------ PASSAGE TO READ ------

Purpose of the Study:

  • To introduce and evaluate a novel method for detecting heart sounds using biomedical radar systems.
  • To demonstrate the feasibility of radar-based heart sound detection as an enhancement to existing radar vital sign monitoring.
  • To compare the performance of radar-based heart sound detection against traditional phonocardiography (PCG) and advanced template matching (ATM) algorithms.

Main Methods:

  • Acquired synchronized vital sign data (radar, PCG, ECG, respiration) from eleven participants.
  • Utilized a hidden semi-Markov model for heart sound detection in both PCG and radar data.
  • Employed an advanced template matching (ATM) algorithm for state-of-the-art radar-based heartbeat detection.
  • Performed morphology analysis and F-score evaluation comparing radar, PCG, and ECG data.

Main Results:

  • High correlation between radar and PCG data for dominant heart sounds S1 (82.97% ± 11.15%) and S2 (80.72% ± 12.16%).

------ DATASET EXTRACT ------

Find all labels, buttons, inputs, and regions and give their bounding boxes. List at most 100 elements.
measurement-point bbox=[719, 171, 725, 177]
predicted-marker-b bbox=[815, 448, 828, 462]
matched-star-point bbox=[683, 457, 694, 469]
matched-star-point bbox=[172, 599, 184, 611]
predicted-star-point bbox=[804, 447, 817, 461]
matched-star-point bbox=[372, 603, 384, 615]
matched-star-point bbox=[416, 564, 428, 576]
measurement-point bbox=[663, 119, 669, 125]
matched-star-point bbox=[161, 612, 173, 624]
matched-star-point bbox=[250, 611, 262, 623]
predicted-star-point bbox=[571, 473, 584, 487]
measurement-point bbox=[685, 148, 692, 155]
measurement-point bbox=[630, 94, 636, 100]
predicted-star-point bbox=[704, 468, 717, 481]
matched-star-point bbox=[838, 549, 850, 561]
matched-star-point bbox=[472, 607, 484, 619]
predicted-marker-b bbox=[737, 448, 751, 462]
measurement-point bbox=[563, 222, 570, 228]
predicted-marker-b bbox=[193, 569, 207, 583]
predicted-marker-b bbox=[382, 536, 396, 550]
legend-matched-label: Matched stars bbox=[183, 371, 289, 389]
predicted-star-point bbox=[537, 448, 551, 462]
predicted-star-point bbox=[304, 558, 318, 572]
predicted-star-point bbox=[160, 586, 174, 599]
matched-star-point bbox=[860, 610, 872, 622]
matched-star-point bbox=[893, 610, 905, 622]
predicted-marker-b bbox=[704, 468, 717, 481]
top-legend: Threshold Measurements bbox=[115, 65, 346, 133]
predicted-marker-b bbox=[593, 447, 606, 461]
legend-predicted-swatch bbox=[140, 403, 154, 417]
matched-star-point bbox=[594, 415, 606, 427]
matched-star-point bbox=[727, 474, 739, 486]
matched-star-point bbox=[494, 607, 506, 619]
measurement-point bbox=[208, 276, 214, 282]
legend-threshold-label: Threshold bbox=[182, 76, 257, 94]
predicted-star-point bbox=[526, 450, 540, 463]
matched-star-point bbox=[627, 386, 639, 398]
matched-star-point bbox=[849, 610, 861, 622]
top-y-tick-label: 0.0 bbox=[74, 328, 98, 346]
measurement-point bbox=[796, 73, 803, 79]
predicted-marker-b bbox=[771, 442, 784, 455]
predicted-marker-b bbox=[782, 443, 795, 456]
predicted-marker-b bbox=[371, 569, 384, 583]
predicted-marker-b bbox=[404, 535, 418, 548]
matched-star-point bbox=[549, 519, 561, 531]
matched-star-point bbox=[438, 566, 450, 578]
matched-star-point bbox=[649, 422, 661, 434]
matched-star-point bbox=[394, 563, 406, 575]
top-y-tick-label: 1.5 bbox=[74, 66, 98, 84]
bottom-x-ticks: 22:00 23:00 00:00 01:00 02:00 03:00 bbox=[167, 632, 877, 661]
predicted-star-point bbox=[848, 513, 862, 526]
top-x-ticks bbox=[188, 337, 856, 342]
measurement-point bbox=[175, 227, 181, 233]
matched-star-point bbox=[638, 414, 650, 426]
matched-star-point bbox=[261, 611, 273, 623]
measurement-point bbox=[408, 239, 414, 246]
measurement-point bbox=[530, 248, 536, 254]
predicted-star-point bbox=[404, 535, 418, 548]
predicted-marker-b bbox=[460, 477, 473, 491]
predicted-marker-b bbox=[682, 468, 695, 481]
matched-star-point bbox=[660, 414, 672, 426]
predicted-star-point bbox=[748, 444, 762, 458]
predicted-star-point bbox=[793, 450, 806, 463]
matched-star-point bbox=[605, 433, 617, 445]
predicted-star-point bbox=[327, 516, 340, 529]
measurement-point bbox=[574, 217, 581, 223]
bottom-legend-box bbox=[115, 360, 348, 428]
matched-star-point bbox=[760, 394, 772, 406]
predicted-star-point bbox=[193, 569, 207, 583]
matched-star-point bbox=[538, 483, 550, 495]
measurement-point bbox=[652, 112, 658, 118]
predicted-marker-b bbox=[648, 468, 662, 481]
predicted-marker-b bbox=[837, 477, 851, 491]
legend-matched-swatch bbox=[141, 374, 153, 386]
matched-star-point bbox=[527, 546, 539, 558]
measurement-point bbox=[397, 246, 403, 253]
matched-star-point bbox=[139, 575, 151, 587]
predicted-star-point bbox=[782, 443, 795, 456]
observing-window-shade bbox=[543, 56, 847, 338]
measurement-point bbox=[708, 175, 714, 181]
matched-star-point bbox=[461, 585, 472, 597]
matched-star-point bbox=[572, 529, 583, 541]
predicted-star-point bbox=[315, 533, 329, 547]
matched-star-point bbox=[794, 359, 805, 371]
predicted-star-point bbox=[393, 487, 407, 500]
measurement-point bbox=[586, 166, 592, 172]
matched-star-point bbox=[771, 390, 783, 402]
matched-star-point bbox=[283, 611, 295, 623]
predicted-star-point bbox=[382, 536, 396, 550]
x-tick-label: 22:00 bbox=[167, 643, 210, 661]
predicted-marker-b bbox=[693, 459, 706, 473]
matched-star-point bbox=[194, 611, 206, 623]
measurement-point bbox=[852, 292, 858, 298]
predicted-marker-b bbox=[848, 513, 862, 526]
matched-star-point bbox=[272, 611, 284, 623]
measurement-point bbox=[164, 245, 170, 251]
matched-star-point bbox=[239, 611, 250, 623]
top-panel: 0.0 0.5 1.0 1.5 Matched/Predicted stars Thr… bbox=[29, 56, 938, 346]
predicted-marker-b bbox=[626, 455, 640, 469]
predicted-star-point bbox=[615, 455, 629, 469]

------

REQUIRED WORK —
1) In the summary of the radar heart sound study, how many participants provided the synchronized vital sign data?
2) Continue the summary of the radar heart sound study, picking up after its last sentence.
The entries aren't needed here.

TASK RESULTS —
1) Eleven participants.

2)
  • Radar-based heart sound detection achieved an F1 score of 92.22% ± 2.07%, closely approximating the PCG score of 94.15% ± 1.61%.
  • The proposed radar method demonstrated superior accuracy in heartbeat timing detection (44.2 ms RMSE) compared to ATM (144.9 ms) and PCG (59.4 ms).

Conclusions:

  • The proposed radar system effectively detects heart sounds, enabling touch-free and continuous monitoring.
  • Radar-based heart sound detection significantly enhances radar-based heartbeat monitoring capabilities.
  • The performance of radar-based heart sound detection is competitive with traditional phonocardiography.